## start Raw records
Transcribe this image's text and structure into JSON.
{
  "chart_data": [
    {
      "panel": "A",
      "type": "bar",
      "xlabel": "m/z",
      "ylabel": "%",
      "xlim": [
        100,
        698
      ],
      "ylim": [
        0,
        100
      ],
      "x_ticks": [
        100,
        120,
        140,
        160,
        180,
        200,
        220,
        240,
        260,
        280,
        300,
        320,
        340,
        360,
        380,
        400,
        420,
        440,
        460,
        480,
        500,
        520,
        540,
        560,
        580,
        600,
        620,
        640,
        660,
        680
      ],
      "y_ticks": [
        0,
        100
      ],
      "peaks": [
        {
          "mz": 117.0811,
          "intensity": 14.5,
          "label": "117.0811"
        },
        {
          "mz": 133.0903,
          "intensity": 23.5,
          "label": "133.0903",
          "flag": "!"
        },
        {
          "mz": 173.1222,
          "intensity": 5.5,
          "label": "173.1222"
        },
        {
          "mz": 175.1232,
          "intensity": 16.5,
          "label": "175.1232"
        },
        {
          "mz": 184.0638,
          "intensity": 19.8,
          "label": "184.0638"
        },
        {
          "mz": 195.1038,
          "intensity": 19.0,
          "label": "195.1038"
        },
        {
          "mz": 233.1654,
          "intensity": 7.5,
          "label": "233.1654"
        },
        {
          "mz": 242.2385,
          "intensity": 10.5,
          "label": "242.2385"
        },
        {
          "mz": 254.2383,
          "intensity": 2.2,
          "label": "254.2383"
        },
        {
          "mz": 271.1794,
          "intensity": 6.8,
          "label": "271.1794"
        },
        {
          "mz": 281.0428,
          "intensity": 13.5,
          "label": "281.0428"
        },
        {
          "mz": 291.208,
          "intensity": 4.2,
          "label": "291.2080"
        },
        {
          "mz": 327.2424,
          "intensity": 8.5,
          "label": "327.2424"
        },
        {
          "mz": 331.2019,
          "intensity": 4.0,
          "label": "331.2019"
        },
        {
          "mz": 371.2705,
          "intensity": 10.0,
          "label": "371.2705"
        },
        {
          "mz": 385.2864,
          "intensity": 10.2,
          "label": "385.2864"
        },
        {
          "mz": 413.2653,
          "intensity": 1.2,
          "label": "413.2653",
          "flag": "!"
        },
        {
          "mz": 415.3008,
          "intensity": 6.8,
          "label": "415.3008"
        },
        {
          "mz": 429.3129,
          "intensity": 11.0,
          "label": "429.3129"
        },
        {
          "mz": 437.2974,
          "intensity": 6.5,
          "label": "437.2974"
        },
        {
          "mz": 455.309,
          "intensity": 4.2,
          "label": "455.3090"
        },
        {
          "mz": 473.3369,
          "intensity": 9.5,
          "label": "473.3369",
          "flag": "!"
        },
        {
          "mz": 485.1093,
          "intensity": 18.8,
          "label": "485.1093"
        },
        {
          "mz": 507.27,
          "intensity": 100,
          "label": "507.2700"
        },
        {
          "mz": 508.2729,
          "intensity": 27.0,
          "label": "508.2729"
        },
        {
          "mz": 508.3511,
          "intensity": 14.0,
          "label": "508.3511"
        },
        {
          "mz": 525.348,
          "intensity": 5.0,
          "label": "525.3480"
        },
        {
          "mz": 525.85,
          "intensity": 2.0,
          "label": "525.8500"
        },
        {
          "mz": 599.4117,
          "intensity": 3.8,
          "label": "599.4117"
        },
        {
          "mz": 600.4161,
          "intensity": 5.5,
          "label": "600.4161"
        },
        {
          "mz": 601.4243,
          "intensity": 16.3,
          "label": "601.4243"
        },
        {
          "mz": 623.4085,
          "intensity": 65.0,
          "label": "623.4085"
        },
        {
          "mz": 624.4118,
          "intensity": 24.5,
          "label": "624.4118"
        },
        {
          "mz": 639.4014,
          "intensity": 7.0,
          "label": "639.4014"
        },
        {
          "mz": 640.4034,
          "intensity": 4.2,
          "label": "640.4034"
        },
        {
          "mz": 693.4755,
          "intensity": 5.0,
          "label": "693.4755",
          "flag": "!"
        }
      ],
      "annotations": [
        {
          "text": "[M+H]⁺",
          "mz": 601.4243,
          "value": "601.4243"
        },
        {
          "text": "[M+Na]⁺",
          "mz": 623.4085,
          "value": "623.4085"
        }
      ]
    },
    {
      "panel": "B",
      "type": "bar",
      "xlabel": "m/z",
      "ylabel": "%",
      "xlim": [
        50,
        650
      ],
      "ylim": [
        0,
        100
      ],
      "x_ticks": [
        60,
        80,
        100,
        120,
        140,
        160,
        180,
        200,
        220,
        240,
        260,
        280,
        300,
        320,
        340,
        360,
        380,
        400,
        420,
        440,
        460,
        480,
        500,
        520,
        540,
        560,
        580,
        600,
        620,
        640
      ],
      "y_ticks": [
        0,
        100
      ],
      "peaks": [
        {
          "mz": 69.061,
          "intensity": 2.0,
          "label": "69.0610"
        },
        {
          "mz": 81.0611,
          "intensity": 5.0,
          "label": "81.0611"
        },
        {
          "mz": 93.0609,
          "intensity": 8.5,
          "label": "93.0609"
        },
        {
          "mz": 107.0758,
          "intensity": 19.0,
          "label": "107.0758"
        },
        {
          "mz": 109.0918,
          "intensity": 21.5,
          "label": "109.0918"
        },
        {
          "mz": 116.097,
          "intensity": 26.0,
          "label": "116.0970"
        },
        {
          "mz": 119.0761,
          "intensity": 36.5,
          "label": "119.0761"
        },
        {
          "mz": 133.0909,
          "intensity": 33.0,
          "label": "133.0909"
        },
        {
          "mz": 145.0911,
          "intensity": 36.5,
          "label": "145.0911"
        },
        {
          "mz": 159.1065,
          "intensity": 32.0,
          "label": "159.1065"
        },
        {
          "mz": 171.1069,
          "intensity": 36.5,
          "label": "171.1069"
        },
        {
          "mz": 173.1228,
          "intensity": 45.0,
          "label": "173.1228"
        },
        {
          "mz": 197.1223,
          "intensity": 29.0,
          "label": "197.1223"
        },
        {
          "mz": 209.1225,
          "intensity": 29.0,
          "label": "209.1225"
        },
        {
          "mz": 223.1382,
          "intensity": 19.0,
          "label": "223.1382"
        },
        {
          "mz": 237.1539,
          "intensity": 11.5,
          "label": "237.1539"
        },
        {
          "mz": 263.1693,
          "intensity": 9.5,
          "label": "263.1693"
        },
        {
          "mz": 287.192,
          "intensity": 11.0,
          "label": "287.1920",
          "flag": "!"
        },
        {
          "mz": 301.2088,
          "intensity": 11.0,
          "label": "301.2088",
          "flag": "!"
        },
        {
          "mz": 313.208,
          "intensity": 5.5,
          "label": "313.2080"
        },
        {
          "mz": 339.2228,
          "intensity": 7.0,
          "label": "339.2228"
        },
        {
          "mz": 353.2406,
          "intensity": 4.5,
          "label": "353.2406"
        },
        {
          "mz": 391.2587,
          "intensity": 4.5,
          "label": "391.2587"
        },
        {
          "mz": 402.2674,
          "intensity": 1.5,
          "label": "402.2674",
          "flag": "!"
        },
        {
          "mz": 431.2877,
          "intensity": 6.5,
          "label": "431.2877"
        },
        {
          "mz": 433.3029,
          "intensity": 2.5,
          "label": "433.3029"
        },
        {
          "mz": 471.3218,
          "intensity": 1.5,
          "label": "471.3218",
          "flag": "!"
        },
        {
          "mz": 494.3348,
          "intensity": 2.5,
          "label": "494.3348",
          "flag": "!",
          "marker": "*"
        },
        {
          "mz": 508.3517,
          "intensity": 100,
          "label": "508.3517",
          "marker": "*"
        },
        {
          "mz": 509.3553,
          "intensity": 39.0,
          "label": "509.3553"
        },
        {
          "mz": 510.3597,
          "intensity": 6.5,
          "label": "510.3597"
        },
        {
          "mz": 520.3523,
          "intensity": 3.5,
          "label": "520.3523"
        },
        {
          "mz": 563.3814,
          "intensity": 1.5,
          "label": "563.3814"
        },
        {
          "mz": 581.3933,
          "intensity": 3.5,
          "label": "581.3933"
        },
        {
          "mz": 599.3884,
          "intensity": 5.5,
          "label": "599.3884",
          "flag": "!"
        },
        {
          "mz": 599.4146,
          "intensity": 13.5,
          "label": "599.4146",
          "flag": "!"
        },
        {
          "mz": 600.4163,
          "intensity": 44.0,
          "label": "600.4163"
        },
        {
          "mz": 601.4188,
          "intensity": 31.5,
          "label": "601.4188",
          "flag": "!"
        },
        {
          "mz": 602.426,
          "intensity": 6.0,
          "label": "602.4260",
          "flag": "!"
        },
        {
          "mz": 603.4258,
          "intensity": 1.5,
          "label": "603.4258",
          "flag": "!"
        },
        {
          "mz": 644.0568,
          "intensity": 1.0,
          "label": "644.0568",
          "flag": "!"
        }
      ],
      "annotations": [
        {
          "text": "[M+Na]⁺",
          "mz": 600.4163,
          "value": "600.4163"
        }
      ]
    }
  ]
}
## end Raw records
Stated task: Scan the material above for the string "value" and report each line where you find it.

Exercise output:
          "value": "601.4243"
          "value": "623.4085"
          "value": "600.4163"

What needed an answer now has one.